(Stored records)
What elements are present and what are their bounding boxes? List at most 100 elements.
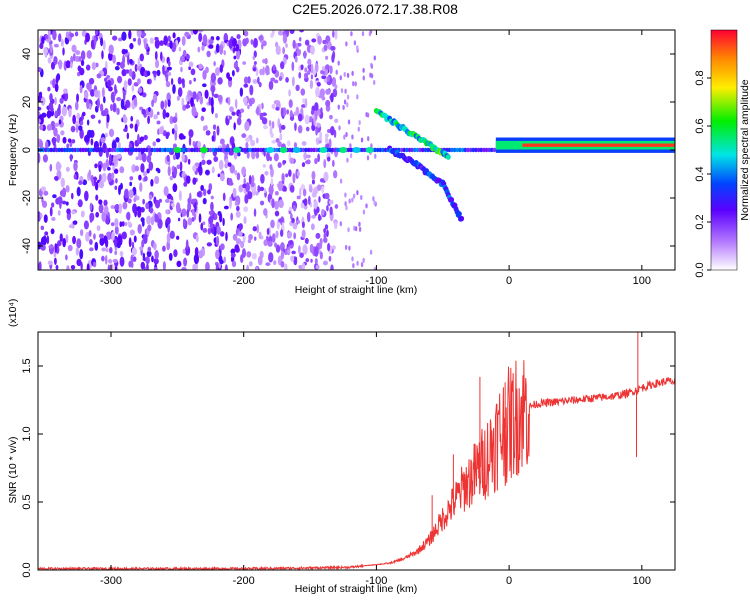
spectral-speckle <box>200 115 205 122</box>
y-tick-label: 40 <box>21 48 33 60</box>
spectral-speckle <box>250 139 256 147</box>
spectral-speckle <box>348 198 351 204</box>
spectral-speckle <box>129 42 134 50</box>
spectral-speckle <box>65 201 69 206</box>
spectral-speckle <box>243 216 247 225</box>
spectral-speckle <box>330 92 334 103</box>
spectral-speckle <box>295 106 300 116</box>
spectral-speckle <box>65 234 69 244</box>
spectral-speckle <box>290 255 295 262</box>
spectral-speckle <box>304 67 308 73</box>
spectral-speckle <box>86 82 90 90</box>
spectral-speckle <box>49 163 53 172</box>
spectral-speckle <box>198 250 204 259</box>
spectral-speckle <box>40 96 46 106</box>
spectral-speckle <box>253 236 257 241</box>
spectral-speckle <box>95 30 99 36</box>
spectral-speckle <box>269 156 272 162</box>
spectral-speckle <box>270 77 276 82</box>
spectral-speckle <box>261 42 264 50</box>
spectral-speckle <box>99 233 104 239</box>
spectral-speckle <box>63 91 69 102</box>
spectral-speckle <box>208 215 214 225</box>
spectral-speckle <box>111 172 115 180</box>
spectral-speckle <box>351 256 354 262</box>
spectral-speckle <box>70 264 76 270</box>
spectral-speckle <box>210 72 217 84</box>
spectral-speckle <box>248 261 253 267</box>
spectral-speckle <box>311 214 316 219</box>
spectral-speckle <box>330 45 336 51</box>
spectral-speckle <box>282 33 288 44</box>
colorbar-gradient <box>710 29 738 271</box>
spectral-speckle <box>305 126 310 132</box>
spectral-speckle <box>301 262 306 270</box>
spectral-speckle <box>279 229 284 237</box>
spectral-speckle <box>128 237 132 248</box>
spectral-speckle <box>141 239 145 248</box>
spectral-speckle <box>263 125 268 130</box>
spectral-speckle <box>310 109 315 115</box>
spectral-speckle <box>59 233 63 242</box>
spectral-speckle <box>326 205 329 212</box>
spectral-speckle <box>71 210 76 215</box>
spectral-speckle <box>76 93 79 103</box>
spectral-speckle <box>317 35 322 45</box>
y-tick-label: -40 <box>21 238 33 254</box>
spectral-speckle <box>45 140 49 150</box>
spectral-speckle <box>137 209 142 218</box>
spectral-speckle <box>316 137 319 145</box>
spectral-speckle <box>208 96 212 106</box>
spectral-speckle <box>305 258 310 263</box>
spectral-speckle <box>315 232 321 239</box>
spectral-speckle <box>108 52 113 61</box>
spectral-speckle <box>120 98 125 110</box>
spectral-speckle <box>287 230 293 239</box>
spectral-speckle <box>49 206 53 217</box>
spectral-speckle <box>295 43 299 50</box>
spectral-speckle <box>255 151 260 159</box>
spectral-speckle <box>270 132 274 139</box>
spectral-speckle <box>51 202 55 208</box>
spectral-speckle <box>356 260 359 266</box>
spectral-speckle <box>131 85 135 92</box>
spectral-speckle <box>99 237 105 246</box>
spectral-speckle <box>105 132 108 138</box>
spectral-speckle <box>303 204 308 210</box>
spectral-speckle <box>273 260 277 266</box>
spectral-speckle <box>223 49 226 56</box>
snr-panel: -300 -200 -100 0 100 0.0 0.5 1.0 1.5 Height of s… <box>7 299 676 595</box>
spectral-speckle <box>96 98 100 109</box>
spectral-speckle <box>272 30 275 36</box>
spectral-speckle <box>344 244 348 250</box>
spectral-speckle <box>160 51 163 61</box>
spectral-speckle <box>54 243 58 253</box>
spectral-speckle <box>294 122 297 132</box>
spectral-speckle <box>141 92 147 98</box>
spectral-speckle <box>194 162 200 167</box>
branch-segment <box>449 196 455 203</box>
spectral-speckle <box>158 126 164 135</box>
spectral-speckle <box>280 61 285 70</box>
spectral-speckle <box>258 231 262 240</box>
spectral-speckle <box>123 128 128 132</box>
spectral-speckle <box>366 155 370 161</box>
spectral-speckle <box>307 58 312 66</box>
spectral-speckle <box>214 113 218 119</box>
spectral-speckle <box>179 161 183 172</box>
spectral-speckle <box>79 128 84 139</box>
spectral-speckle <box>285 76 289 83</box>
spectral-speckle <box>55 161 61 172</box>
spectral-speckle <box>232 187 237 198</box>
spectral-speckle <box>314 102 319 112</box>
spectral-speckle <box>134 63 138 72</box>
spectral-speckle <box>202 34 208 45</box>
spectral-speckle <box>151 255 154 263</box>
spectral-speckle <box>332 30 335 38</box>
spectral-speckle <box>187 217 193 226</box>
spectral-speckle <box>229 198 232 209</box>
spectral-speckle <box>190 68 196 76</box>
spectral-speckle <box>165 81 171 88</box>
spectral-speckle <box>58 103 61 111</box>
spectral-speckle <box>236 172 241 181</box>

WHAT TO PRODUCE: In the rows, starting with the line with "spectral-speckle <box>200 115 205 122</box>" and going on through the line with "spectral-speckle <box>248 261 253 267</box>", change "spectral-speckle" to "speckle spot" and write out only those lines, leaving everything else in them unchanged.

ANSWER BELOW:
speckle spot <box>200 115 205 122</box>
y-tick-label: 40 <box>21 48 33 60</box>
speckle spot <box>250 139 256 147</box>
speckle spot <box>348 198 351 204</box>
speckle spot <box>129 42 134 50</box>
speckle spot <box>65 201 69 206</box>
speckle spot <box>243 216 247 225</box>
speckle spot <box>330 92 334 103</box>
speckle spot <box>295 106 300 116</box>
speckle spot <box>65 234 69 244</box>
speckle spot <box>290 255 295 262</box>
speckle spot <box>304 67 308 73</box>
speckle spot <box>86 82 90 90</box>
speckle spot <box>49 163 53 172</box>
speckle spot <box>198 250 204 259</box>
speckle spot <box>40 96 46 106</box>
speckle spot <box>253 236 257 241</box>
speckle spot <box>95 30 99 36</box>
speckle spot <box>269 156 272 162</box>
speckle spot <box>270 77 276 82</box>
speckle spot <box>261 42 264 50</box>
speckle spot <box>99 233 104 239</box>
speckle spot <box>63 91 69 102</box>
speckle spot <box>208 215 214 225</box>
speckle spot <box>111 172 115 180</box>
speckle spot <box>351 256 354 262</box>
speckle spot <box>70 264 76 270</box>
speckle spot <box>210 72 217 84</box>
speckle spot <box>248 261 253 267</box>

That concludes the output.